# PROBLEM TO WORK ON
Determine how many lines carry the word "Marquee". Output that number only.

A run of records:
---

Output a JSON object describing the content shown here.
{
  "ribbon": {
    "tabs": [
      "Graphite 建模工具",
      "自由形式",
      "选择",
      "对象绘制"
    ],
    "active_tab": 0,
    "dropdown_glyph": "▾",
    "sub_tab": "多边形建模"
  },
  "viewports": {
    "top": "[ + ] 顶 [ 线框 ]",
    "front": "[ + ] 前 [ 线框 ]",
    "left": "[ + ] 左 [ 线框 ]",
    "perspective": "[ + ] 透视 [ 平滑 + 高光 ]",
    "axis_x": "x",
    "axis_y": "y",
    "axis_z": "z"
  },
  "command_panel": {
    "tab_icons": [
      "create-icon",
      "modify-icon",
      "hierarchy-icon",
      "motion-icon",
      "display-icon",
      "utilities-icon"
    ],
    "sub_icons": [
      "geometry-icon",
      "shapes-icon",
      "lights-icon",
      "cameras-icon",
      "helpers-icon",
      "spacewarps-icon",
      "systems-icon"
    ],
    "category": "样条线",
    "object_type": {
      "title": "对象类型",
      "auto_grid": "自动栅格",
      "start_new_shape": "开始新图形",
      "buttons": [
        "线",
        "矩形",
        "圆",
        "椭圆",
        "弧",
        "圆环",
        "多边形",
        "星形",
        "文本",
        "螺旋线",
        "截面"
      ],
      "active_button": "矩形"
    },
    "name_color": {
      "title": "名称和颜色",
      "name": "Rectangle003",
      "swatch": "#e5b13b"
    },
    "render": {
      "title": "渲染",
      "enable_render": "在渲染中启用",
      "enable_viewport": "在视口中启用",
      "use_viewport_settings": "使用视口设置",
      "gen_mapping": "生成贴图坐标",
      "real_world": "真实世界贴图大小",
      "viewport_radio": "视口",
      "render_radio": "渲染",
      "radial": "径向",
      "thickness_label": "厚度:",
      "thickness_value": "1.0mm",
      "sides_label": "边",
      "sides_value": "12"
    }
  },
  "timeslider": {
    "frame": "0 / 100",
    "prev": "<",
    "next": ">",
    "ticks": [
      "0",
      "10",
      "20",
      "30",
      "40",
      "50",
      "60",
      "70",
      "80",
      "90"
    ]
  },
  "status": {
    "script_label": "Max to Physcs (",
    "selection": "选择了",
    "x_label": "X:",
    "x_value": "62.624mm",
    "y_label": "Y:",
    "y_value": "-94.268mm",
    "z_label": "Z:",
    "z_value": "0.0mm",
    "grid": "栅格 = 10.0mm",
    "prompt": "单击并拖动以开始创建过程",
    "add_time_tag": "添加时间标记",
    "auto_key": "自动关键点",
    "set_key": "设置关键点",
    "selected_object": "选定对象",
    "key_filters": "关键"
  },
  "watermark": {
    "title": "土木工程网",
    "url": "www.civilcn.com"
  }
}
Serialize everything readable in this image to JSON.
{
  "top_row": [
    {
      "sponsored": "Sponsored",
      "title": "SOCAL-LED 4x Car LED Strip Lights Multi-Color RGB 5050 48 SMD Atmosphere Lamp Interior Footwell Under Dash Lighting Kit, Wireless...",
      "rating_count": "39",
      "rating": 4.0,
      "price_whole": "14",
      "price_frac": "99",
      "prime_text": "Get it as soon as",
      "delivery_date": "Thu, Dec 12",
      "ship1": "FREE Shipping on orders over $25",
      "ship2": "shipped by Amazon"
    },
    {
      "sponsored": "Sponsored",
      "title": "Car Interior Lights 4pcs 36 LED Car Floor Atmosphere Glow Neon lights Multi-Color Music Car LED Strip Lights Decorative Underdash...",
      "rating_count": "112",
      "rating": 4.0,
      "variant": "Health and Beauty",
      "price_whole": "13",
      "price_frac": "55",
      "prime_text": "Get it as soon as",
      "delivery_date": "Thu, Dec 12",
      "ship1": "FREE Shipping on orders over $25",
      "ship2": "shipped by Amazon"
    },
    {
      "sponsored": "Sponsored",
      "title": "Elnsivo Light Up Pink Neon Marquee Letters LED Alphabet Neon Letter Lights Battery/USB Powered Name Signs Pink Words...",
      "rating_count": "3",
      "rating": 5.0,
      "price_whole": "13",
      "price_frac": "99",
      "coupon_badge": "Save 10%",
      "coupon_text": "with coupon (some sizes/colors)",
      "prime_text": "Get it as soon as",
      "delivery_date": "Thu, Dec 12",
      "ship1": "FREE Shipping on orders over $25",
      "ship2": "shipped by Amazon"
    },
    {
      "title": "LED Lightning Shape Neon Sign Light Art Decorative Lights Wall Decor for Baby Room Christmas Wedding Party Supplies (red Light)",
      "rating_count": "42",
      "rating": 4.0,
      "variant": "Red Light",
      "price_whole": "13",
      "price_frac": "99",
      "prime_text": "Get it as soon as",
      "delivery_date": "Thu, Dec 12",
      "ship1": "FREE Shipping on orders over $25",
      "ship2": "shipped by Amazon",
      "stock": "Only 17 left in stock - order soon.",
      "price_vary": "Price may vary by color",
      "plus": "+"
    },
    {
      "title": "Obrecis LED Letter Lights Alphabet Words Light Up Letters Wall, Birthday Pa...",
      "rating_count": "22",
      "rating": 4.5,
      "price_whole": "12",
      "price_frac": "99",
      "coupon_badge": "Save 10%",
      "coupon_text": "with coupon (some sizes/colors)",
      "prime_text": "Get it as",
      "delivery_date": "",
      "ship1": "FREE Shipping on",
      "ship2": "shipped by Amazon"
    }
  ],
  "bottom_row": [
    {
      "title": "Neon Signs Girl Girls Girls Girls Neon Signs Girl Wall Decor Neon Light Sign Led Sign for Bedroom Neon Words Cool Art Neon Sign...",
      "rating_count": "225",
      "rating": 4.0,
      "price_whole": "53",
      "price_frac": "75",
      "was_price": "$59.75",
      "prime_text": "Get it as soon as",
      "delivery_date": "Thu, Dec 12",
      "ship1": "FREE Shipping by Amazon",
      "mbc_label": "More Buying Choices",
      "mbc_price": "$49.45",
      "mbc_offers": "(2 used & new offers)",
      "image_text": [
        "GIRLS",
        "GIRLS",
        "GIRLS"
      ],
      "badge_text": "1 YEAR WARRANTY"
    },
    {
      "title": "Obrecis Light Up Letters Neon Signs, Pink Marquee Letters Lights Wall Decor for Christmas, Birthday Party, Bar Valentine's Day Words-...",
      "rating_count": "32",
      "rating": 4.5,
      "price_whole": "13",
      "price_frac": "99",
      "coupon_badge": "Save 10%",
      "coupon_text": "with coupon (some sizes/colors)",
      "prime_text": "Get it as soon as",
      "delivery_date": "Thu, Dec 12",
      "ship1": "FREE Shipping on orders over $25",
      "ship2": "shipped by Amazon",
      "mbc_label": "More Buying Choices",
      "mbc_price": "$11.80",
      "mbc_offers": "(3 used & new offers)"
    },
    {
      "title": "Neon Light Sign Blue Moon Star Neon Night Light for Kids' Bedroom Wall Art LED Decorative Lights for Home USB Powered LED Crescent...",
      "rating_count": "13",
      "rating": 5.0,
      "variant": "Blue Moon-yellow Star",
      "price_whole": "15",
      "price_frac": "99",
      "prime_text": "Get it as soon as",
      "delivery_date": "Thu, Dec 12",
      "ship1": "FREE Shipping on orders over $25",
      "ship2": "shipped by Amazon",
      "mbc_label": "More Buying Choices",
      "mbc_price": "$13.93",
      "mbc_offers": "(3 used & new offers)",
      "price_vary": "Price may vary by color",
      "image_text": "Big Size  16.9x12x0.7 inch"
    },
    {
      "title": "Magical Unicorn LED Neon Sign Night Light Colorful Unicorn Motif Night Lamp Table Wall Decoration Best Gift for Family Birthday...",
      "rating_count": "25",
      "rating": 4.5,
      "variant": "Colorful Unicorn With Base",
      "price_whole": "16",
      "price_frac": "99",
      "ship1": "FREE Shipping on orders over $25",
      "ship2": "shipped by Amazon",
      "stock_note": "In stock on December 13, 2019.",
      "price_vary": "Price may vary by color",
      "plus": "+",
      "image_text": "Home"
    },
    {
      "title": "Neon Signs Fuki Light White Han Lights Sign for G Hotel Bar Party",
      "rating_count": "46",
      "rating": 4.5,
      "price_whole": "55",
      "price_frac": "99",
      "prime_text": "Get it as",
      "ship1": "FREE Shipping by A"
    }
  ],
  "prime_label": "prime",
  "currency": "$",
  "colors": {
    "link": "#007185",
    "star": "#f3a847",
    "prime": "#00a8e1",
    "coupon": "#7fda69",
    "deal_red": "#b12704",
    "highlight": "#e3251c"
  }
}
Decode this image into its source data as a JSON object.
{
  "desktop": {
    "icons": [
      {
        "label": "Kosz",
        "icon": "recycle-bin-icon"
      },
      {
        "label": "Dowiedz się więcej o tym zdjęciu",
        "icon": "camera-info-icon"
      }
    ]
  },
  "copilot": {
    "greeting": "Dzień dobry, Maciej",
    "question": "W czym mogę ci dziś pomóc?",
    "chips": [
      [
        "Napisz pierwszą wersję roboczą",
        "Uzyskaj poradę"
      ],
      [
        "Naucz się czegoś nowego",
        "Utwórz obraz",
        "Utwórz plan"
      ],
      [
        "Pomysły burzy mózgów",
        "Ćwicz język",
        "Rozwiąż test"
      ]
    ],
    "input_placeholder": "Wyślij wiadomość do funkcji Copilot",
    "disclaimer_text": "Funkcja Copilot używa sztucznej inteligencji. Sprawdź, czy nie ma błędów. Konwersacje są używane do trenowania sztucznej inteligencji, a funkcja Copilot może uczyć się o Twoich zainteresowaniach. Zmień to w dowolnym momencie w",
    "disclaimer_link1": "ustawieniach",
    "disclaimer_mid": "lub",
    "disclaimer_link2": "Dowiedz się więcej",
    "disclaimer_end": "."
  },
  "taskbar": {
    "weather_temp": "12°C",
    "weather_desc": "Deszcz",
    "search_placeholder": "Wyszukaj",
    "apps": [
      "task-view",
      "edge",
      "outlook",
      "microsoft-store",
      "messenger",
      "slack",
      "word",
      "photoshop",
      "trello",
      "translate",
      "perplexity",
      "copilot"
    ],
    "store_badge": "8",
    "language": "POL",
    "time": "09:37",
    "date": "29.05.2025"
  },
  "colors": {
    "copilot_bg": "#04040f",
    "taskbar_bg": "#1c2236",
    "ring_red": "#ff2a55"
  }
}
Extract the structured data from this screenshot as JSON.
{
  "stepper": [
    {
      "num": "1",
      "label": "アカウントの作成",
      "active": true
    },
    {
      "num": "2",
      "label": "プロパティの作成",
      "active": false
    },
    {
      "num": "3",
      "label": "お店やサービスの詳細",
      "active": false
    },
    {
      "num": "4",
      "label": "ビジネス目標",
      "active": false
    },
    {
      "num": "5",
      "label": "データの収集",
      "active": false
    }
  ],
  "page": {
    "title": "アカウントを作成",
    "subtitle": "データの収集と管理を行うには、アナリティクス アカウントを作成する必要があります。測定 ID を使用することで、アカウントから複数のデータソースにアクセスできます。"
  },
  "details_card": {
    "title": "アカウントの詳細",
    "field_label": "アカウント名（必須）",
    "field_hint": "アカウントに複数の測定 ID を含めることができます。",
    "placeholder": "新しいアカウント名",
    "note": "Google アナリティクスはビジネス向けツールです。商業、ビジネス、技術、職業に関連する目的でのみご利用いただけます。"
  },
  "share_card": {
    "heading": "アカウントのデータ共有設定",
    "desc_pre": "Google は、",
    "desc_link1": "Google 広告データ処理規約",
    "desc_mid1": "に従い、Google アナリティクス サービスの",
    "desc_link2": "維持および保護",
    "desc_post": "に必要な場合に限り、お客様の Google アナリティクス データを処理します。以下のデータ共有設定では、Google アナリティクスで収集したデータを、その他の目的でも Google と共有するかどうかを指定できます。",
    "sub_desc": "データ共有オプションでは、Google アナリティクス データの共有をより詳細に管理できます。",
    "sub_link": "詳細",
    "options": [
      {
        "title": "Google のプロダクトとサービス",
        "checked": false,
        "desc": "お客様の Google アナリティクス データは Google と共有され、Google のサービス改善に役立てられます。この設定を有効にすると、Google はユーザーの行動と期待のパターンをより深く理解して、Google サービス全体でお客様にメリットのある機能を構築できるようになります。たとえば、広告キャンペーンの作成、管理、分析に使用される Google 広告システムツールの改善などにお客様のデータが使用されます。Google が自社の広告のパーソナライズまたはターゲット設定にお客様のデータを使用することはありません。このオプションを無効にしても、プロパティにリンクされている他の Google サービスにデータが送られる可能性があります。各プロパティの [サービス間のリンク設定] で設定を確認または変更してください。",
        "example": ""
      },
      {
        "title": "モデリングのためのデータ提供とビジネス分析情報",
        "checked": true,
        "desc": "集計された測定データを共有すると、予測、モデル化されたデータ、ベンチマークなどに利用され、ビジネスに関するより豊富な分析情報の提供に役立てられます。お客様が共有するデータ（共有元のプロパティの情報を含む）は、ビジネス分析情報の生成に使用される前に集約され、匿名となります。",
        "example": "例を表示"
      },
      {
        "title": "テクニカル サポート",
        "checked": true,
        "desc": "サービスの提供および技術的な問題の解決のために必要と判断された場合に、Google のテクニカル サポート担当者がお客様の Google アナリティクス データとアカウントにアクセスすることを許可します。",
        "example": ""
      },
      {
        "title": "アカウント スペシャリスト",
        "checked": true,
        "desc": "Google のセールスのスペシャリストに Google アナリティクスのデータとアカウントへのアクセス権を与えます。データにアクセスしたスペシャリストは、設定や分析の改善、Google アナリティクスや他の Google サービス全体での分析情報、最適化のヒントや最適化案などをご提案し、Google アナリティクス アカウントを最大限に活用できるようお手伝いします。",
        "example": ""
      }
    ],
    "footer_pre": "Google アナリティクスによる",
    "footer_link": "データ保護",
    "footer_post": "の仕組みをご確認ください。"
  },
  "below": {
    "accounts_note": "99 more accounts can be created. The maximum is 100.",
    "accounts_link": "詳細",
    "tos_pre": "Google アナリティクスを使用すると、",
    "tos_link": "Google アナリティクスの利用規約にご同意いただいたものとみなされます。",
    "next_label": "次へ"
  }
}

---

# SOLUTION
2